Exercise task:
Quote all of the data exactly as given. Skip every picture it contains.

Figure record extracts
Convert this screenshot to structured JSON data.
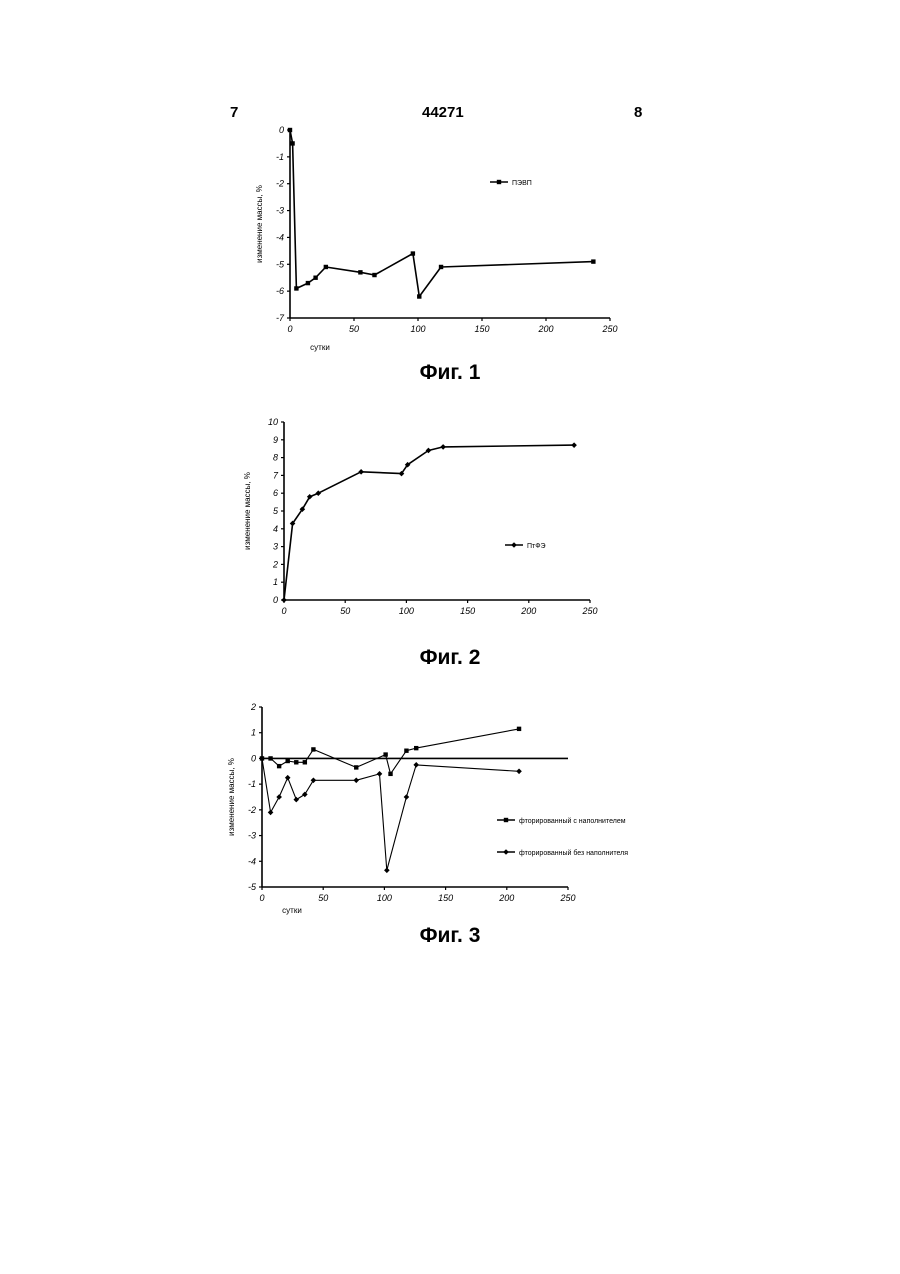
{
  "header": {
    "left": "7",
    "center": "44271",
    "right": "8"
  },
  "captions": [
    "Фиг. 1",
    "Фиг. 2",
    "Фиг. 3"
  ],
  "chart_data": [
    {
      "type": "line",
      "xlabel": "сутки",
      "ylabel": "изменение массы, %",
      "xlim": [
        0,
        250
      ],
      "ylim": [
        -7,
        0
      ],
      "xticks": [
        "0",
        "50",
        "100",
        "150",
        "200",
        "250"
      ],
      "yticks": [
        "0",
        "-1",
        "-2",
        "-3",
        "-4",
        "-5",
        "-6",
        "-7"
      ],
      "series": [
        {
          "name": "ПЭВП",
          "marker": "square",
          "x": [
            0,
            2,
            5,
            14,
            20,
            28,
            55,
            66,
            96,
            101,
            118,
            237
          ],
          "y": [
            0,
            -0.5,
            -5.9,
            -5.7,
            -5.5,
            -5.1,
            -5.3,
            -5.4,
            -4.6,
            -6.2,
            -5.1,
            -4.9
          ]
        }
      ],
      "legend": "right"
    },
    {
      "type": "line",
      "xlabel": "",
      "ylabel": "изменение массы, %",
      "xlim": [
        0,
        250
      ],
      "ylim": [
        0,
        10
      ],
      "xticks": [
        "0",
        "50",
        "100",
        "150",
        "200",
        "250"
      ],
      "yticks": [
        "0",
        "1",
        "2",
        "3",
        "4",
        "5",
        "6",
        "7",
        "8",
        "9",
        "10"
      ],
      "series": [
        {
          "name": "ПтФЭ",
          "marker": "diamond",
          "x": [
            0,
            7,
            15,
            21,
            28,
            63,
            96,
            101,
            118,
            130,
            237
          ],
          "y": [
            0,
            4.3,
            5.1,
            5.8,
            6.0,
            7.2,
            7.1,
            7.6,
            8.4,
            8.6,
            8.7
          ]
        }
      ],
      "legend": "right"
    },
    {
      "type": "line",
      "xlabel": "сутки",
      "ylabel": "изменение массы, %",
      "xlim": [
        0,
        250
      ],
      "ylim": [
        -5,
        2
      ],
      "xticks": [
        "0",
        "50",
        "100",
        "150",
        "200",
        "250"
      ],
      "yticks": [
        "2",
        "1",
        "0",
        "-1",
        "-2",
        "-3",
        "-4",
        "-5"
      ],
      "series": [
        {
          "name": "фторированный с наполнителем",
          "marker": "square",
          "x": [
            0,
            7,
            14,
            21,
            28,
            35,
            42,
            77,
            101,
            105,
            118,
            126,
            210
          ],
          "y": [
            0,
            0,
            -0.3,
            -0.1,
            -0.15,
            -0.15,
            0.35,
            -0.35,
            0.15,
            -0.6,
            0.3,
            0.4,
            1.15
          ]
        },
        {
          "name": "фторированный без наполнителя",
          "marker": "diamond",
          "x": [
            0,
            7,
            14,
            21,
            28,
            35,
            42,
            77,
            96,
            102,
            118,
            126,
            210
          ],
          "y": [
            0,
            -2.1,
            -1.5,
            -0.75,
            -1.6,
            -1.4,
            -0.85,
            -0.85,
            -0.6,
            -4.35,
            -1.5,
            -0.25,
            -0.5
          ]
        }
      ],
      "legend": "right"
    }
  ]
}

In response:
Convert this screenshot to structured JSON data.
{
  "header": {
    "left": "7",
    "center": "44271",
    "right": "8"
  },
  "captions": [
    "Фиг. 1",
    "Фиг. 2",
    "Фиг. 3"
  ],
  "chart_data": [
    {
      "type": "line",
      "xlabel": "сутки",
      "ylabel": "изменение массы, %",
      "xlim": [
        0,
        250
      ],
      "ylim": [
        -7,
        0
      ],
      "xticks": [
        "0",
        "50",
        "100",
        "150",
        "200",
        "250"
      ],
      "yticks": [
        "0",
        "-1",
        "-2",
        "-3",
        "-4",
        "-5",
        "-6",
        "-7"
      ],
      "series": [
        {
          "name": "ПЭВП",
          "marker": "square",
          "x": [
            0,
            2,
            5,
            14,
            20,
            28,
            55,
            66,
            96,
            101,
            118,
            237
          ],
          "y": [
            0,
            -0.5,
            -5.9,
            -5.7,
            -5.5,
            -5.1,
            -5.3,
            -5.4,
            -4.6,
            -6.2,
            -5.1,
            -4.9
          ]
        }
      ],
      "legend": "right"
    },
    {
      "type": "line",
      "xlabel": "",
      "ylabel": "изменение массы, %",
      "xlim": [
        0,
        250
      ],
      "ylim": [
        0,
        10
      ],
      "xticks": [
        "0",
        "50",
        "100",
        "150",
        "200",
        "250"
      ],
      "yticks": [
        "0",
        "1",
        "2",
        "3",
        "4",
        "5",
        "6",
        "7",
        "8",
        "9",
        "10"
      ],
      "series": [
        {
          "name": "ПтФЭ",
          "marker": "diamond",
          "x": [
            0,
            7,
            15,
            21,
            28,
            63,
            96,
            101,
            118,
            130,
            237
          ],
          "y": [
            0,
            4.3,
            5.1,
            5.8,
            6.0,
            7.2,
            7.1,
            7.6,
            8.4,
            8.6,
            8.7
          ]
        }
      ],
      "legend": "right"
    },
    {
      "type": "line",
      "xlabel": "сутки",
      "ylabel": "изменение массы, %",
      "xlim": [
        0,
        250
      ],
      "ylim": [
        -5,
        2
      ],
      "xticks": [
        "0",
        "50",
        "100",
        "150",
        "200",
        "250"
      ],
      "yticks": [
        "2",
        "1",
        "0",
        "-1",
        "-2",
        "-3",
        "-4",
        "-5"
      ],
      "series": [
        {
          "name": "фторированный с наполнителем",
          "marker": "square",
          "x": [
            0,
            7,
            14,
            21,
            28,
            35,
            42,
            77,
            101,
            105,
            118,
            126,
            210
          ],
          "y": [
            0,
            0,
            -0.3,
            -0.1,
            -0.15,
            -0.15,
            0.35,
            -0.35,
            0.15,
            -0.6,
            0.3,
            0.4,
            1.15
          ]
        },
        {
          "name": "фторированный без наполнителя",
          "marker": "diamond",
          "x": [
            0,
            7,
            14,
            21,
            28,
            35,
            42,
            77,
            96,
            102,
            118,
            126,
            210
          ],
          "y": [
            0,
            -2.1,
            -1.5,
            -0.75,
            -1.6,
            -1.4,
            -0.85,
            -0.85,
            -0.6,
            -4.35,
            -1.5,
            -0.25,
            -0.5
          ]
        }
      ],
      "legend": "right"
    }
  ]
}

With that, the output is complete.